* **Exercise goal**
Identify each line in the records below that contains the word "وصلى", and copy it.

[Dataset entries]
________
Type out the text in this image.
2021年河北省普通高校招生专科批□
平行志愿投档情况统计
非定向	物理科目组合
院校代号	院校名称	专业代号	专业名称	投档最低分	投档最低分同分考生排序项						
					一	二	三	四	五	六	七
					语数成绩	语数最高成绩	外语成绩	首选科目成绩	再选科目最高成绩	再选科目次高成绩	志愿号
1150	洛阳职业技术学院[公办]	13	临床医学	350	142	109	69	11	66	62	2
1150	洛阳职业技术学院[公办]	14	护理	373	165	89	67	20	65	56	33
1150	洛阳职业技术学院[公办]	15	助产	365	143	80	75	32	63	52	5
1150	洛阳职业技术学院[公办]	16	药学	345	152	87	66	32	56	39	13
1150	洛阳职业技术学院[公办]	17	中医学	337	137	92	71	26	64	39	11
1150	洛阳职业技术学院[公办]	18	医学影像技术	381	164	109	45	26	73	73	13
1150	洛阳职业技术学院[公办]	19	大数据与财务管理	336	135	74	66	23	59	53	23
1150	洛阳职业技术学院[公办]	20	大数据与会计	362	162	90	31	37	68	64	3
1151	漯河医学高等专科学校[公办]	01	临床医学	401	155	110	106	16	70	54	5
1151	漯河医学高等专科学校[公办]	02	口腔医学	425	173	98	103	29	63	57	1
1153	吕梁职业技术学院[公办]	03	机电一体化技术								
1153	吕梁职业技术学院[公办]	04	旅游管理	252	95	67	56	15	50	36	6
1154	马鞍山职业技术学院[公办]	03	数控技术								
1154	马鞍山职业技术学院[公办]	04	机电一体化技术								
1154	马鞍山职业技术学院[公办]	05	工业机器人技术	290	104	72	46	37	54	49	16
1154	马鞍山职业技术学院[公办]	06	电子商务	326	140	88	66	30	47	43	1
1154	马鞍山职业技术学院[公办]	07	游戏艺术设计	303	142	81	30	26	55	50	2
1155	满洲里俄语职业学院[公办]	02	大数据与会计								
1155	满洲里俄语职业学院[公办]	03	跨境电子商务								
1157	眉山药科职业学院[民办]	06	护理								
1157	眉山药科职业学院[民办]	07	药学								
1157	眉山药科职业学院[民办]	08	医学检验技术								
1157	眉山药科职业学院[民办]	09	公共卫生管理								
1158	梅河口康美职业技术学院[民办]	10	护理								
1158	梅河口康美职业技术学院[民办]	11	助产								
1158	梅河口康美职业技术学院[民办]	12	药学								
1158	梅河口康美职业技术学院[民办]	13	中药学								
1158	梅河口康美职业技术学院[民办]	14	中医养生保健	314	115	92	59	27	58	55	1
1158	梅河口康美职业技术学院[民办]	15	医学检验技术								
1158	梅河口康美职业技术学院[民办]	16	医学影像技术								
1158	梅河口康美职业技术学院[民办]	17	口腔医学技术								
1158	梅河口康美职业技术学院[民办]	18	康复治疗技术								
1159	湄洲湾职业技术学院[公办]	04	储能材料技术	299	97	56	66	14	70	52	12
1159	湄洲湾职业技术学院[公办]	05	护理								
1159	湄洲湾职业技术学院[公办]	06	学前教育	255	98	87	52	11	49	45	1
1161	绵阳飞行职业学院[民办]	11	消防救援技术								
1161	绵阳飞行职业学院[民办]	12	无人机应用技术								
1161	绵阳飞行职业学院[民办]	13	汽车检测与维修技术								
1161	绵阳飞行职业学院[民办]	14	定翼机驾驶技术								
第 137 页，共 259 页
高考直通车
________
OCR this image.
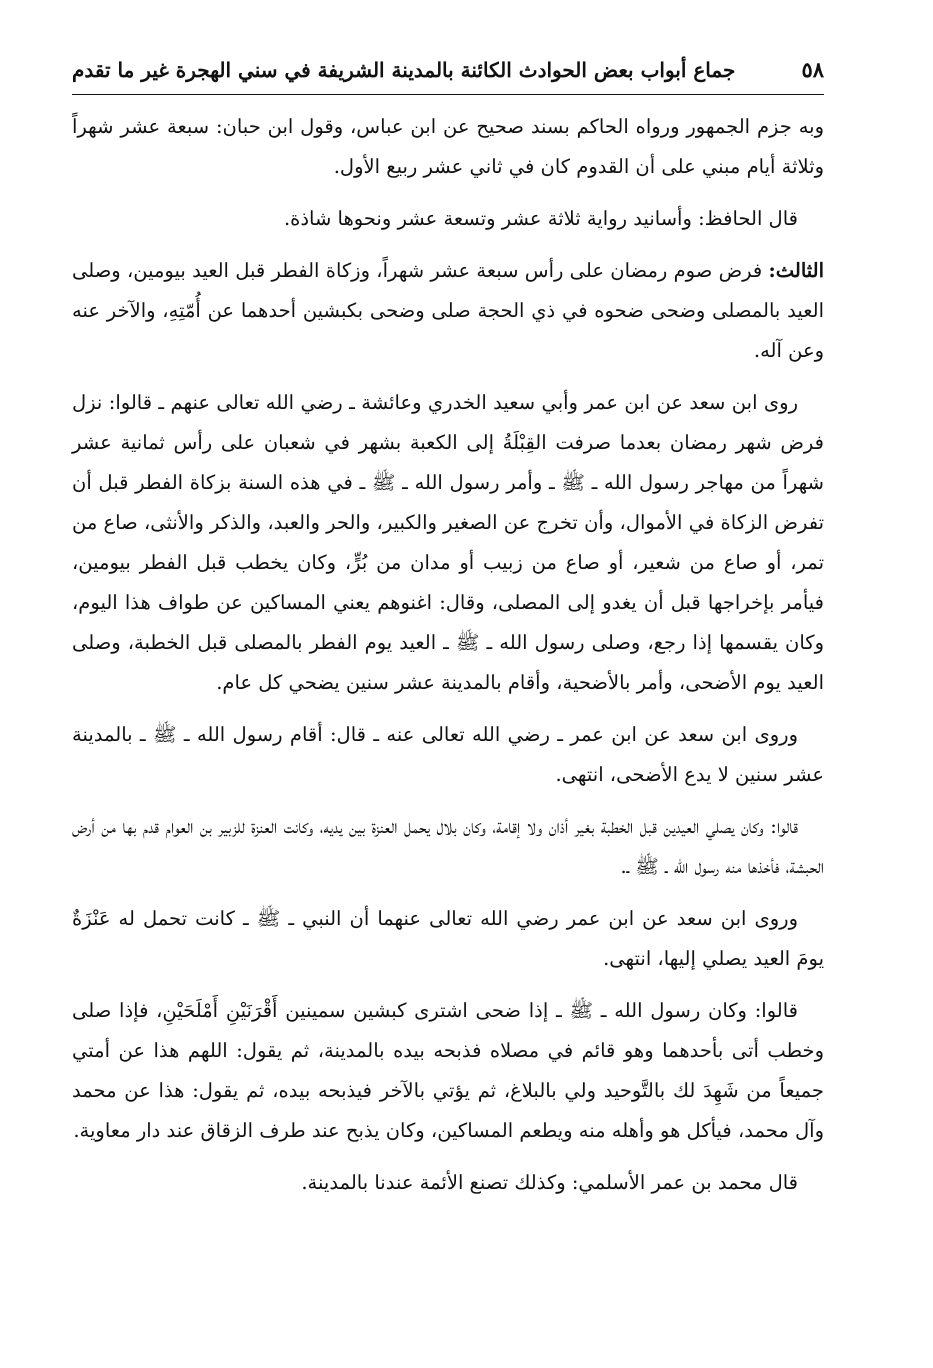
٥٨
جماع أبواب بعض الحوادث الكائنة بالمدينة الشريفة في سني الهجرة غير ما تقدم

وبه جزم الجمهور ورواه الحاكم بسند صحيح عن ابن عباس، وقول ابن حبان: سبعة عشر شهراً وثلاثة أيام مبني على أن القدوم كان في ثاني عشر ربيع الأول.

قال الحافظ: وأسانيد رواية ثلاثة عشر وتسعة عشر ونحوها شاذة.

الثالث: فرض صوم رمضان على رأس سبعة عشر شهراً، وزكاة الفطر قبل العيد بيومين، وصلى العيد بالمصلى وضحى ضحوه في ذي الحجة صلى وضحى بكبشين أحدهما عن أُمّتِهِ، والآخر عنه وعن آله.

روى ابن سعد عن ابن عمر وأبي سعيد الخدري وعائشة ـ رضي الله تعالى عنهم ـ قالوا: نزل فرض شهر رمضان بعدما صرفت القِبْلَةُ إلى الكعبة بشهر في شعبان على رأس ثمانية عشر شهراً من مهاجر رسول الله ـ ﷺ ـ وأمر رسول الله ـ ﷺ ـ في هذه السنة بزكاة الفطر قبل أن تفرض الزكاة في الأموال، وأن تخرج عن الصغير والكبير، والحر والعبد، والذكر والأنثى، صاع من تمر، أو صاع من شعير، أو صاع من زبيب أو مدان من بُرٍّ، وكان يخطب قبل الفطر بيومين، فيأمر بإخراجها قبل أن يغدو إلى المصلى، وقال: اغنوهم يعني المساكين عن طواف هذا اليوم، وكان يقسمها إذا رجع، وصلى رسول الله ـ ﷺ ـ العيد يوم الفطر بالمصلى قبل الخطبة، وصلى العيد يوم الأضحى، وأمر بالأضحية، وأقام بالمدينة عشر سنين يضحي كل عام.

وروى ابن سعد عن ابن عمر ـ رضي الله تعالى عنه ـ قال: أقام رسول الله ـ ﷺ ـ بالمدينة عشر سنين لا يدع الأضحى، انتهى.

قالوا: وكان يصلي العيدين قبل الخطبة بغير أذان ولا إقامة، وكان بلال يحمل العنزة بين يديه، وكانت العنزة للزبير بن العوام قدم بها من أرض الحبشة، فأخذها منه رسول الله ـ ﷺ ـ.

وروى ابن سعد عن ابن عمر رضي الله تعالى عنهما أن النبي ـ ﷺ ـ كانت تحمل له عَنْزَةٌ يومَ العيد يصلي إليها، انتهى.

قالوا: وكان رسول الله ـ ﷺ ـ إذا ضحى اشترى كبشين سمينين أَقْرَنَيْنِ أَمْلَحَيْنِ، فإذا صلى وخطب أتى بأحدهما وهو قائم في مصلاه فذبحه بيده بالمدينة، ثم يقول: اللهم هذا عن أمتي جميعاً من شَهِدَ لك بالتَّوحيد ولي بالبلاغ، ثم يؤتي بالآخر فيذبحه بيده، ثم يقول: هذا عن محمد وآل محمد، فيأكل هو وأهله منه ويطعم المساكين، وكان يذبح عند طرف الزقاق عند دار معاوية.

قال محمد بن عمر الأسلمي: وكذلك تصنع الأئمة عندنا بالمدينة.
________
* **Result of this task**
الثالث: فرض صوم رمضان على رأس سبعة عشر شهراً، وزكاة الفطر قبل العيد بيومين، وصلى العيد بالمصلى وضحى ضحوه في ذي الحجة صلى وضحى بكبشين أحدهما عن أُمّتِهِ، والآخر عنه وعن آله.
روى ابن سعد عن ابن عمر وأبي سعيد الخدري وعائشة ـ رضي الله تعالى عنهم ـ قالوا: نزل فرض شهر رمضان بعدما صرفت القِبْلَةُ إلى الكعبة بشهر في شعبان على رأس ثمانية عشر شهراً من مهاجر رسول الله ـ ﷺ ـ وأمر رسول الله ـ ﷺ ـ في هذه السنة بزكاة الفطر قبل أن تفرض الزكاة في الأموال، وأن تخرج عن الصغير والكبير، والحر والعبد، والذكر والأنثى، صاع من تمر، أو صاع من شعير، أو صاع من زبيب أو مدان من بُرٍّ، وكان يخطب قبل الفطر بيومين، فيأمر بإخراجها قبل أن يغدو إلى المصلى، وقال: اغنوهم يعني المساكين عن طواف هذا اليوم، وكان يقسمها إذا رجع، وصلى رسول الله ـ ﷺ ـ العيد يوم الفطر بالمصلى قبل الخطبة، وصلى العيد يوم الأضحى، وأمر بالأضحية، وأقام بالمدينة عشر سنين يضحي كل عام.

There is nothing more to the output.